__What this task involves__
Show every line in the entries below where the word "port" appears.

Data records
———
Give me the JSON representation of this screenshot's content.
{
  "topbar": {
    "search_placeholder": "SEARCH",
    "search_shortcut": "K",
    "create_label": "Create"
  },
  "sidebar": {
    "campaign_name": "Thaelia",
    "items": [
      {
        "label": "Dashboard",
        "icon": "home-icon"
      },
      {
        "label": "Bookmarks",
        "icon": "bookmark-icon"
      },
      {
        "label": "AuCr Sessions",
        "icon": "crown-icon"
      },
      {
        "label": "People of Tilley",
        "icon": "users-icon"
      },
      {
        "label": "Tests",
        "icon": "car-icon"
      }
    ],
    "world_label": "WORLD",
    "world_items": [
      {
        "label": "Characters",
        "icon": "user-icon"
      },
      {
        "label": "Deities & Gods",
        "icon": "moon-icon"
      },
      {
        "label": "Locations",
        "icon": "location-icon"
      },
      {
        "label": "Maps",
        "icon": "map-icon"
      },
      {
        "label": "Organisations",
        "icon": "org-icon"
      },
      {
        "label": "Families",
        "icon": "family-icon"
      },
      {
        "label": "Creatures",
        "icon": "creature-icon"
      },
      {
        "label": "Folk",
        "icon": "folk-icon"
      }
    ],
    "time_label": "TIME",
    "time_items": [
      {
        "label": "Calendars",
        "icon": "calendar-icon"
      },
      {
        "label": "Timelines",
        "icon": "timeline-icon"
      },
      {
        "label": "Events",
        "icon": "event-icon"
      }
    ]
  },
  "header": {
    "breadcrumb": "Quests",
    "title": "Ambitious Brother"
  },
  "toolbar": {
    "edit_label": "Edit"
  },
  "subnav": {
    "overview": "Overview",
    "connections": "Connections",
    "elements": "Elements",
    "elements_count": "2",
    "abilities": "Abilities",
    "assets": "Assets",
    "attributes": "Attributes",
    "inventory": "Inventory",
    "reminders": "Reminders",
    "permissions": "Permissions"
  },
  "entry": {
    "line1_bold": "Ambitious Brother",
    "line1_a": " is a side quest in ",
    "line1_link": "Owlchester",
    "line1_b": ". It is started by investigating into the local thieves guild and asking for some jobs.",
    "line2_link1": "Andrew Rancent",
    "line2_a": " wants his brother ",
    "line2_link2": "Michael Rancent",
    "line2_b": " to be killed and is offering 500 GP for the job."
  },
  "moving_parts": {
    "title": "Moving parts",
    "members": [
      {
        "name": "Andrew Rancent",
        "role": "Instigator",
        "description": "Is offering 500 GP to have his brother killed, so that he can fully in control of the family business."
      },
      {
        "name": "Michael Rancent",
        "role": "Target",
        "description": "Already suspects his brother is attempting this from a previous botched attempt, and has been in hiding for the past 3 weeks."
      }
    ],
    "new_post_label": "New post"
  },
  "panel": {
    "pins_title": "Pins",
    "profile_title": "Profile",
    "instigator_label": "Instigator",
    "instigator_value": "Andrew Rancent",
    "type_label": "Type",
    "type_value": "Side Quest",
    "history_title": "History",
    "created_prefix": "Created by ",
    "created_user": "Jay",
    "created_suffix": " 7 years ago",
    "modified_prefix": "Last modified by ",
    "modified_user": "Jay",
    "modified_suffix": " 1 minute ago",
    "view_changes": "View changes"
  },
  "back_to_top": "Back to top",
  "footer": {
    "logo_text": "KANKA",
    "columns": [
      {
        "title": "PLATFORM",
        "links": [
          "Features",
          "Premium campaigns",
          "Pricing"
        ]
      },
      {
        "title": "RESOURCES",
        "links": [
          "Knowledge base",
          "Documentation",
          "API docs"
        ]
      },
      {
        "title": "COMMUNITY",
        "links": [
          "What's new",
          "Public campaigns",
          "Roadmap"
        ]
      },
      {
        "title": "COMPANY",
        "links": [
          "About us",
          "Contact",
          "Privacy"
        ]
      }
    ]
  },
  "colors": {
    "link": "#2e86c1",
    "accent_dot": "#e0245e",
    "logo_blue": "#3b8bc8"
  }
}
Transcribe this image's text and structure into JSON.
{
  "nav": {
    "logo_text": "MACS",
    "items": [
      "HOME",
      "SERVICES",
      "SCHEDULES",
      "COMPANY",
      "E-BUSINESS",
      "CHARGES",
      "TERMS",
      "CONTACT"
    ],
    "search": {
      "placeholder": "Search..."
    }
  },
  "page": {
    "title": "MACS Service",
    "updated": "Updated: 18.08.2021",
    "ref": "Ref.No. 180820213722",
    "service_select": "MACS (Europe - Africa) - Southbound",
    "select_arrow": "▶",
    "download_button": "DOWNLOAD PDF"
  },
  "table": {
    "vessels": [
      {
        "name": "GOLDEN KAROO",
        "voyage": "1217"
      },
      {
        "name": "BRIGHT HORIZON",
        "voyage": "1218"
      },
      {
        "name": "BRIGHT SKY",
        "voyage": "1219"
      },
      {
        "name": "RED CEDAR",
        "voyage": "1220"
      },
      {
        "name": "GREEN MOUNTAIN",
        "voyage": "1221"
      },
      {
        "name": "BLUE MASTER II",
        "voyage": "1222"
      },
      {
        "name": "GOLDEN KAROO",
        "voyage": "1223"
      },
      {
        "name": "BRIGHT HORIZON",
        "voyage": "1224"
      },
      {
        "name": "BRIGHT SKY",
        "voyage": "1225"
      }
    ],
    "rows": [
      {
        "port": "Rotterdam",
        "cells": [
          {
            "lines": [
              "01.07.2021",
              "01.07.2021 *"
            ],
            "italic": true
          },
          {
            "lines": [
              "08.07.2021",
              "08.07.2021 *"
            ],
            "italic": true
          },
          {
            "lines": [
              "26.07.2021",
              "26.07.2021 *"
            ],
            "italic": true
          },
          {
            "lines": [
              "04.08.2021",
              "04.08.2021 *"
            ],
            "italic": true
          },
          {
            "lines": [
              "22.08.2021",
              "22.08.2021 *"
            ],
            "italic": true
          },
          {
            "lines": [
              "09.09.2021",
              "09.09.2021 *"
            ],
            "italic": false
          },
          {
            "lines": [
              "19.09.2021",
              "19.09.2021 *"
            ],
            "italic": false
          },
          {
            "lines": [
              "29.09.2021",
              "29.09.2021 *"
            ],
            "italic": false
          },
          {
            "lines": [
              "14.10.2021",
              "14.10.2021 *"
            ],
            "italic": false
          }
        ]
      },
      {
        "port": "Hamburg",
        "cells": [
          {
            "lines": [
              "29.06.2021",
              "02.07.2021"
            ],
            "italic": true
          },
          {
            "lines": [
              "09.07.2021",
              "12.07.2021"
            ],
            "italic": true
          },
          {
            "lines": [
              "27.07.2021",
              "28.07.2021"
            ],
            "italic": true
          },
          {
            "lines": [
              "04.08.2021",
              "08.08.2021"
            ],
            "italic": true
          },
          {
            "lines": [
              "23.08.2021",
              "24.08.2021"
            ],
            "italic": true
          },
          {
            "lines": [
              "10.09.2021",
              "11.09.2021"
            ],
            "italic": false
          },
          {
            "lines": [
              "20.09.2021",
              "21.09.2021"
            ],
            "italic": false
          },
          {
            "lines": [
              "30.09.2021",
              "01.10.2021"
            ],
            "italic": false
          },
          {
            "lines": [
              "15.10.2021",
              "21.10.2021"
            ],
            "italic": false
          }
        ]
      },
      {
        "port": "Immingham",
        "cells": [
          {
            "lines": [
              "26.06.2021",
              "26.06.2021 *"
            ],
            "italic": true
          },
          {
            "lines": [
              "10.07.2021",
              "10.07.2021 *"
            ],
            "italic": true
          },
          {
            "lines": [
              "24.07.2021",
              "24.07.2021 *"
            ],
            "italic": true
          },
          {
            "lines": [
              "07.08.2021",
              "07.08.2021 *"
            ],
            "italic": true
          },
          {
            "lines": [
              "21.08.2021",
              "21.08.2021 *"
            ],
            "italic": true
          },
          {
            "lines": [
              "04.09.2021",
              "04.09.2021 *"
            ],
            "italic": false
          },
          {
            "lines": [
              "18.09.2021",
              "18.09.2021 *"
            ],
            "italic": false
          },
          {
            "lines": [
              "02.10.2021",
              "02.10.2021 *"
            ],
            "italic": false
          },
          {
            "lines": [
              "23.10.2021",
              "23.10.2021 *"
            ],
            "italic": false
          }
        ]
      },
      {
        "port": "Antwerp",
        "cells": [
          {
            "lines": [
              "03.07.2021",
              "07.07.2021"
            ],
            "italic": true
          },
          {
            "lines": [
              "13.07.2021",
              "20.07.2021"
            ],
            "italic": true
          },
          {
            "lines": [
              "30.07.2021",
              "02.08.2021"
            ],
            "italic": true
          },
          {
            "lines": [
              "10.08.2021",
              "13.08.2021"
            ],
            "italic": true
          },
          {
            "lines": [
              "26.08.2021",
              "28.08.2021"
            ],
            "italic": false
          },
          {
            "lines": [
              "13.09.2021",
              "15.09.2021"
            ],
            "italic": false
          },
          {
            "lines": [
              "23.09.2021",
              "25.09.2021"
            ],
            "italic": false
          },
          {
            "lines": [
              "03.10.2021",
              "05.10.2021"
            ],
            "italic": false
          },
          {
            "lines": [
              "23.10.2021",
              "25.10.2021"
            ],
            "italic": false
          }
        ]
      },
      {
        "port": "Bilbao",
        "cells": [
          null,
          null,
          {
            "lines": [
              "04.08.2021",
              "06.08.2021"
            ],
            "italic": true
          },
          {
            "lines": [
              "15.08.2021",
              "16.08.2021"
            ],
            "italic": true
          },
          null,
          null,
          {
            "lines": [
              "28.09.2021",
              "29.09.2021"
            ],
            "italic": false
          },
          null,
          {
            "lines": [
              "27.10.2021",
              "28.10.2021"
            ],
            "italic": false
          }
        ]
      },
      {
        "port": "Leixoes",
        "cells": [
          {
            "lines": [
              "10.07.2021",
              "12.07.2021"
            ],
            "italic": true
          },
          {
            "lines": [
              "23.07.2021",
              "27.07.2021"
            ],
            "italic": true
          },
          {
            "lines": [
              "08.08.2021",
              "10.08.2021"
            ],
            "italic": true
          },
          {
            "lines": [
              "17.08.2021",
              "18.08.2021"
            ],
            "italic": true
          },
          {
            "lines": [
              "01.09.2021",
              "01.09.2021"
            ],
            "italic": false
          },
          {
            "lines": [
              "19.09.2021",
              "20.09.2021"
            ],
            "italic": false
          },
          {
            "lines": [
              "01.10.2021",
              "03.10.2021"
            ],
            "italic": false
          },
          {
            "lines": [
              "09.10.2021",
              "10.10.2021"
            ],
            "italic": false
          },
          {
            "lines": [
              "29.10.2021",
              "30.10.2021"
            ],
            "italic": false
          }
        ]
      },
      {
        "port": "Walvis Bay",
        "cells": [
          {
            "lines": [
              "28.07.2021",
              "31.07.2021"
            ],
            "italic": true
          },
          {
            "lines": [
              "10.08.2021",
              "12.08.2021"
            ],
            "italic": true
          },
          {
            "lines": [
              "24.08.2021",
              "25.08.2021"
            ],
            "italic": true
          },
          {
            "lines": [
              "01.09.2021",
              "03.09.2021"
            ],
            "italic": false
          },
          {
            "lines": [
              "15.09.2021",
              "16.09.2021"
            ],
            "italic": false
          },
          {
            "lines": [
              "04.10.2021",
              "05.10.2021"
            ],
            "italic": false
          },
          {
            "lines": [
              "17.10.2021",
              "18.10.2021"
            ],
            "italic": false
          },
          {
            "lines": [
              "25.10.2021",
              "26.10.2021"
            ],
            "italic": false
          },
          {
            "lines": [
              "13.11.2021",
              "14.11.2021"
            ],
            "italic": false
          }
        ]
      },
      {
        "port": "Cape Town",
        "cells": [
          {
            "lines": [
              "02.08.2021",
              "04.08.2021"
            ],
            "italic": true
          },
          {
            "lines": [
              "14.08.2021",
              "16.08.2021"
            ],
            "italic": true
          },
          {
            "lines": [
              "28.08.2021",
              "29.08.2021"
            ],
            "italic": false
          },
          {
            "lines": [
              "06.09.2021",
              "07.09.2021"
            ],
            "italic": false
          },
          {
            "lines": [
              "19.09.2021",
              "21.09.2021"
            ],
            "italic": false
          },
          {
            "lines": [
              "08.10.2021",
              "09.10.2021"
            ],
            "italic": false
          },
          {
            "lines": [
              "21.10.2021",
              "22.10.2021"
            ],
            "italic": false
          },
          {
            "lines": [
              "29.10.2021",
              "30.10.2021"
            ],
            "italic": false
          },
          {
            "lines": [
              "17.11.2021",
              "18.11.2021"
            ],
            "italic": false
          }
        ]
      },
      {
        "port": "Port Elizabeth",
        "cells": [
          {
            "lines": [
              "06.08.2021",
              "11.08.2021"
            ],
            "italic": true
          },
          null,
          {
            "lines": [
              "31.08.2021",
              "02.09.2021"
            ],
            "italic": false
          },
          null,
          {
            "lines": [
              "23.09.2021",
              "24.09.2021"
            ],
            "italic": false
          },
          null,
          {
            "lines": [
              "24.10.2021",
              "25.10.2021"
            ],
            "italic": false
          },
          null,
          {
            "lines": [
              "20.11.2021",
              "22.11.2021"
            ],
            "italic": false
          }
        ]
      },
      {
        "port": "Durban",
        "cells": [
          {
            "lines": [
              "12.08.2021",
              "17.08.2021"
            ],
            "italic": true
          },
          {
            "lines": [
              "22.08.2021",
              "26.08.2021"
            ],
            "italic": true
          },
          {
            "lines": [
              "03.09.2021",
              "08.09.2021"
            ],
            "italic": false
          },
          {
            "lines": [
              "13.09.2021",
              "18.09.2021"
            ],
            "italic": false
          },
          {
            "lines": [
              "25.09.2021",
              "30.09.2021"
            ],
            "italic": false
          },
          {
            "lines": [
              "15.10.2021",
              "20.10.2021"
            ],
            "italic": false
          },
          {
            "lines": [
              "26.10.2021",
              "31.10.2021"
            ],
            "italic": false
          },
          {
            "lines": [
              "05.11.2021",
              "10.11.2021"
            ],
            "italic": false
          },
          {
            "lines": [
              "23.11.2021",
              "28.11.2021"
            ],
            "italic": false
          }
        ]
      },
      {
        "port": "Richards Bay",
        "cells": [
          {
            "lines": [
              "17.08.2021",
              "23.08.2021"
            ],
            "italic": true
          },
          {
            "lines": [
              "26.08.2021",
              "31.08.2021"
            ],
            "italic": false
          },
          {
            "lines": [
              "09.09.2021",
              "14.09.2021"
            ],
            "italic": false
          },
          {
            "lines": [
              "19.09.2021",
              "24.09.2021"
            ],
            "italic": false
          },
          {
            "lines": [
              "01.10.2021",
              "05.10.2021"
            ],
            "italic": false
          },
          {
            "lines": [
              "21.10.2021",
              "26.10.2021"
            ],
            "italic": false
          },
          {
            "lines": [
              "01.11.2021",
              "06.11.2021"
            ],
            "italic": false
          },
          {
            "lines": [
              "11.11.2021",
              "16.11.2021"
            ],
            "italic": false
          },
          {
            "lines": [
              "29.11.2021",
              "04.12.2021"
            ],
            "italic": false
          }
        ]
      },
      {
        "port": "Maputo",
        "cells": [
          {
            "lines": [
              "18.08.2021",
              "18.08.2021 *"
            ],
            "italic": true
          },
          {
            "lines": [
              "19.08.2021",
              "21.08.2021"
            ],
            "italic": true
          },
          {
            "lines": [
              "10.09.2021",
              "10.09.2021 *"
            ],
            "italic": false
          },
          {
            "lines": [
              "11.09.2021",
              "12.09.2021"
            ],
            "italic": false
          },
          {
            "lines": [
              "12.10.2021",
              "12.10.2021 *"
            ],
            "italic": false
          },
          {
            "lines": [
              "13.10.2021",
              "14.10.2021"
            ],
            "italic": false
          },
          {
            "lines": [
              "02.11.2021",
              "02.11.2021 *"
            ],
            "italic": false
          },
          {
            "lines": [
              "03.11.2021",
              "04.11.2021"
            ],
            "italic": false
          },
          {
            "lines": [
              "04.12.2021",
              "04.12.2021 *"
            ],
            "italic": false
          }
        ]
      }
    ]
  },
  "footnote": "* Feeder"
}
———
__Final result__
        "port": "Rotterdam",
        "port": "Hamburg",
        "port": "Immingham",
        "port": "Antwerp",
        "port": "Bilbao",
        "port": "Leixoes",
        "port": "Walvis Bay",
        "port": "Cape Town",
        "port": "Port Elizabeth",
        "port": "Durban",
        "port": "Richards Bay",
        "port": "Maputo",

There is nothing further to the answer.